▶ _Written instruction_
Gather up all lines that carry the word "trees".

:: The data

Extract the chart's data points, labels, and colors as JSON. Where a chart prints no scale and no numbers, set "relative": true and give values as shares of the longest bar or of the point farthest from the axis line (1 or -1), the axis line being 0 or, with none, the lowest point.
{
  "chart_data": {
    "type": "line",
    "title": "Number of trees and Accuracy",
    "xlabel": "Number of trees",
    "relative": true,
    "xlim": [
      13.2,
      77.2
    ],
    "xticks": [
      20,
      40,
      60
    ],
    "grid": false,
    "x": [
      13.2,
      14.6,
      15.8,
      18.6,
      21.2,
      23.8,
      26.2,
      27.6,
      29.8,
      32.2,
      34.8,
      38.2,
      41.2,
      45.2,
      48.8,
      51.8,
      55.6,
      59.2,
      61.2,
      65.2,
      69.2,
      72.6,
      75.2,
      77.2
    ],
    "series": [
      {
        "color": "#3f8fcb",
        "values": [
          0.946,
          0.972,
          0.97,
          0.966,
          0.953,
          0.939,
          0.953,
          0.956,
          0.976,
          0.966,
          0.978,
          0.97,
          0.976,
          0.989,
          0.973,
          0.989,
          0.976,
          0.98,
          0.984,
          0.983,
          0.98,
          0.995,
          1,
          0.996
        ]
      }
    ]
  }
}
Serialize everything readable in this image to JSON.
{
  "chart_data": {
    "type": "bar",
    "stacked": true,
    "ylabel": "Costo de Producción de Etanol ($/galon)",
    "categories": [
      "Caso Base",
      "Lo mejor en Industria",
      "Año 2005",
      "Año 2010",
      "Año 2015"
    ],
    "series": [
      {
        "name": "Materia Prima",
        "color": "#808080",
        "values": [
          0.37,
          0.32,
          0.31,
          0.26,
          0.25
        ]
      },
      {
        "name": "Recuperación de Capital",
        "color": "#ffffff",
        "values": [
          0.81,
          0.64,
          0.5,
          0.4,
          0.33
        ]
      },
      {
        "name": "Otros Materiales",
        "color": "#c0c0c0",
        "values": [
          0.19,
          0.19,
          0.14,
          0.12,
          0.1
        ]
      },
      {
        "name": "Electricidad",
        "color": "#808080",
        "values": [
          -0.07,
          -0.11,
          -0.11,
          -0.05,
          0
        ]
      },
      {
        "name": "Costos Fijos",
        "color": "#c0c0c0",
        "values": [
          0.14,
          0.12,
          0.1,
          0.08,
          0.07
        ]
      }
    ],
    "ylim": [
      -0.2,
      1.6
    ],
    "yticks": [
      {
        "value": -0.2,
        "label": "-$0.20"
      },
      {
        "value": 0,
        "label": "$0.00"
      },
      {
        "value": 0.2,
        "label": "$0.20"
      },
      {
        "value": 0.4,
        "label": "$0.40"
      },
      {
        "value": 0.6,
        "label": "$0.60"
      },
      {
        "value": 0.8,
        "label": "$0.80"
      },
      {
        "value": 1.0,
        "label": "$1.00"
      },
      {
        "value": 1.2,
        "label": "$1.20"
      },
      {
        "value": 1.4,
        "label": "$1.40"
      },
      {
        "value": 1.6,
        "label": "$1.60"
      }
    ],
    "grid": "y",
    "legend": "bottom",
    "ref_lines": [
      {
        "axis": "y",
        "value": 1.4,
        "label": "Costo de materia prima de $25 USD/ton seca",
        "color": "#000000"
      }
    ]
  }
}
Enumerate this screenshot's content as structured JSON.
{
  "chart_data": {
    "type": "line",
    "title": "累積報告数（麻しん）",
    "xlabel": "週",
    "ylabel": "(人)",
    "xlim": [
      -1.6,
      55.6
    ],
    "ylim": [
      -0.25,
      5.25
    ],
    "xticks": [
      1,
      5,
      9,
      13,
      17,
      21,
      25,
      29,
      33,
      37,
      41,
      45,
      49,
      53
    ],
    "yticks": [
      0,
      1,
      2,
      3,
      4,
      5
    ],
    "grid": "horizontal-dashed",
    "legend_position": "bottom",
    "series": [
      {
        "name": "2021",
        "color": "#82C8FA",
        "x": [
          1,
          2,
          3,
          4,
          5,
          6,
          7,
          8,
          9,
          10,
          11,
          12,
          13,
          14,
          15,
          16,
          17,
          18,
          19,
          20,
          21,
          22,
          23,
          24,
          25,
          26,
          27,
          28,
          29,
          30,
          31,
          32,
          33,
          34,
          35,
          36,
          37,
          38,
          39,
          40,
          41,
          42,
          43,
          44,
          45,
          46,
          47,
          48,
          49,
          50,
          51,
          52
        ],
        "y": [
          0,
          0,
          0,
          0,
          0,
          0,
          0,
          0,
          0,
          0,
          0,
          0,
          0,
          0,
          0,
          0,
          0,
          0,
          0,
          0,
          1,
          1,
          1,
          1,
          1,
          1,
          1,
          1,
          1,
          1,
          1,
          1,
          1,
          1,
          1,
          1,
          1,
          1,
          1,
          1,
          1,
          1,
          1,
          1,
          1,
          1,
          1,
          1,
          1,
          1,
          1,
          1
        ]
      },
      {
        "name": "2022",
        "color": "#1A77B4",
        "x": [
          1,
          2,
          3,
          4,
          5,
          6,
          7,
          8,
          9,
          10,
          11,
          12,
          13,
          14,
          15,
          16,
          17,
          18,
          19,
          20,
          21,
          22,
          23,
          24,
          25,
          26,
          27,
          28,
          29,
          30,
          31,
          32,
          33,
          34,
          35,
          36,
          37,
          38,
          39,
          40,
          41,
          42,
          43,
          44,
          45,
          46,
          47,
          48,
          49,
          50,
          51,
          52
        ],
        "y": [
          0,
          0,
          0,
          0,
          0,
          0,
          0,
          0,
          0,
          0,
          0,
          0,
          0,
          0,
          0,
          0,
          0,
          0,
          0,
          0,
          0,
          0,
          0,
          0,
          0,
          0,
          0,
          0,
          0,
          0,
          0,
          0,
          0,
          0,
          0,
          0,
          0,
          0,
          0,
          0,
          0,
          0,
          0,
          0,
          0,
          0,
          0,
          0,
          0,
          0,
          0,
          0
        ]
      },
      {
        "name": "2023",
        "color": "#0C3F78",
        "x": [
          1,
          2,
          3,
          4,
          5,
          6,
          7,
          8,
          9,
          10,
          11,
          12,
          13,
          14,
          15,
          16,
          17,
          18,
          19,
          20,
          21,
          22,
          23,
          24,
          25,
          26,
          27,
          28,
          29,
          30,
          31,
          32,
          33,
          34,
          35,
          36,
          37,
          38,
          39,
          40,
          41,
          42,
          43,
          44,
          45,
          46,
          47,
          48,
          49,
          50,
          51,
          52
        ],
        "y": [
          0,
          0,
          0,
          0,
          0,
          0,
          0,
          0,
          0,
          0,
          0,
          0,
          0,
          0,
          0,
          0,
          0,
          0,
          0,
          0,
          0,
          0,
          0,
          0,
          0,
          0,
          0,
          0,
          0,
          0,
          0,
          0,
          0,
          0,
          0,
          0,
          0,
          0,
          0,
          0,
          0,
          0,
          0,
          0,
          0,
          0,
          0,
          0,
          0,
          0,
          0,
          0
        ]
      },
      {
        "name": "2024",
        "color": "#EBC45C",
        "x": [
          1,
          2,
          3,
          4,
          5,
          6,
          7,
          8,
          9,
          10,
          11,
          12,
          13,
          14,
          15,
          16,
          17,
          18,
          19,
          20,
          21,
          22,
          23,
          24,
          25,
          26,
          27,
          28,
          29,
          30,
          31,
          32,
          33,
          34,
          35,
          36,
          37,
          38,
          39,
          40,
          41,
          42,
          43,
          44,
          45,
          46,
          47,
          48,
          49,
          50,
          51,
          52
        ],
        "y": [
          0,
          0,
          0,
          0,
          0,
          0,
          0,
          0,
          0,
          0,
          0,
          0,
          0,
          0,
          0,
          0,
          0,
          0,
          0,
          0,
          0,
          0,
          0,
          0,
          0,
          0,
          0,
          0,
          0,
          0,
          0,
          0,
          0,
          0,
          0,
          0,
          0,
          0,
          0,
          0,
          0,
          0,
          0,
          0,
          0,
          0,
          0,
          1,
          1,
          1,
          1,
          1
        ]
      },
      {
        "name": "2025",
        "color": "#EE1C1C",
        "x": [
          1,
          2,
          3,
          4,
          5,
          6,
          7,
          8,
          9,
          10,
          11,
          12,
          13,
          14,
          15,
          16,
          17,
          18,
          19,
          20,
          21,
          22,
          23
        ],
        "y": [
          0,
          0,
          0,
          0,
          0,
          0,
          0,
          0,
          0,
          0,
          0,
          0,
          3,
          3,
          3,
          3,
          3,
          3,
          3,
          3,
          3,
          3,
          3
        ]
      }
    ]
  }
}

::::

▶ _Expected answer_
    "title": "Number of trees and Accuracy",
    "xlabel": "Number of trees",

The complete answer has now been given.